WHAT YOU ARE ASKED TO DO
Reproduce all the material exactly, minus any pictures it holds.

GIVEN RECORDS
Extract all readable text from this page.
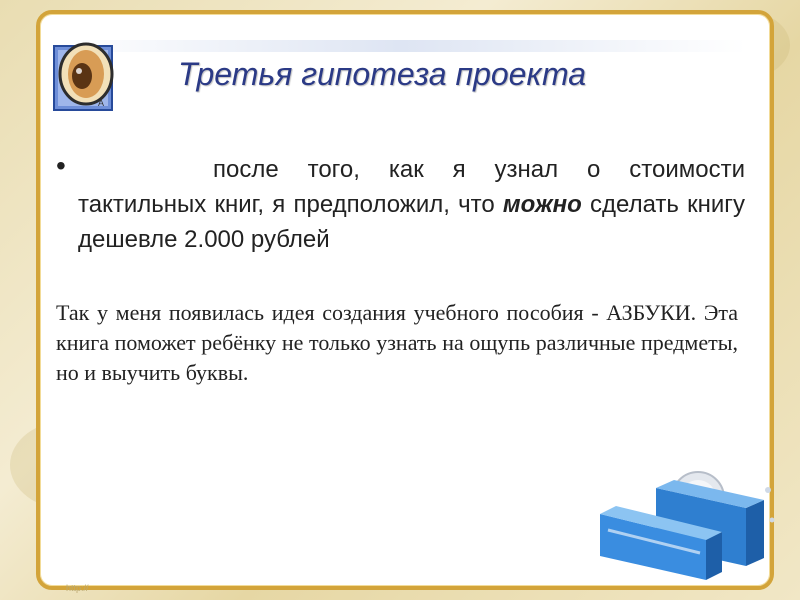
A
Третья гипотеза проекта
•	после того, как я узнал о стоимости тактильных книг, я предположил, что можно сделать книгу дешевле 2.000 рублей
Так у меня появилась идея создания учебного пособия - АЗБУКИ. Эта книга поможет ребёнку не только узнать на ощупь различные предметы, но и выучить буквы.
http://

WRITTEN ANSWER
Extract all readable text from this page.
A
Третья гипотеза проекта
•	после того, как я узнал о стоимости тактильных книг, я предположил, что можно сделать книгу дешевле 2.000 рублей
Так у меня появилась идея создания учебного пособия - АЗБУКИ. Эта книга поможет ребёнку не только узнать на ощупь различные предметы, но и выучить буквы.
http://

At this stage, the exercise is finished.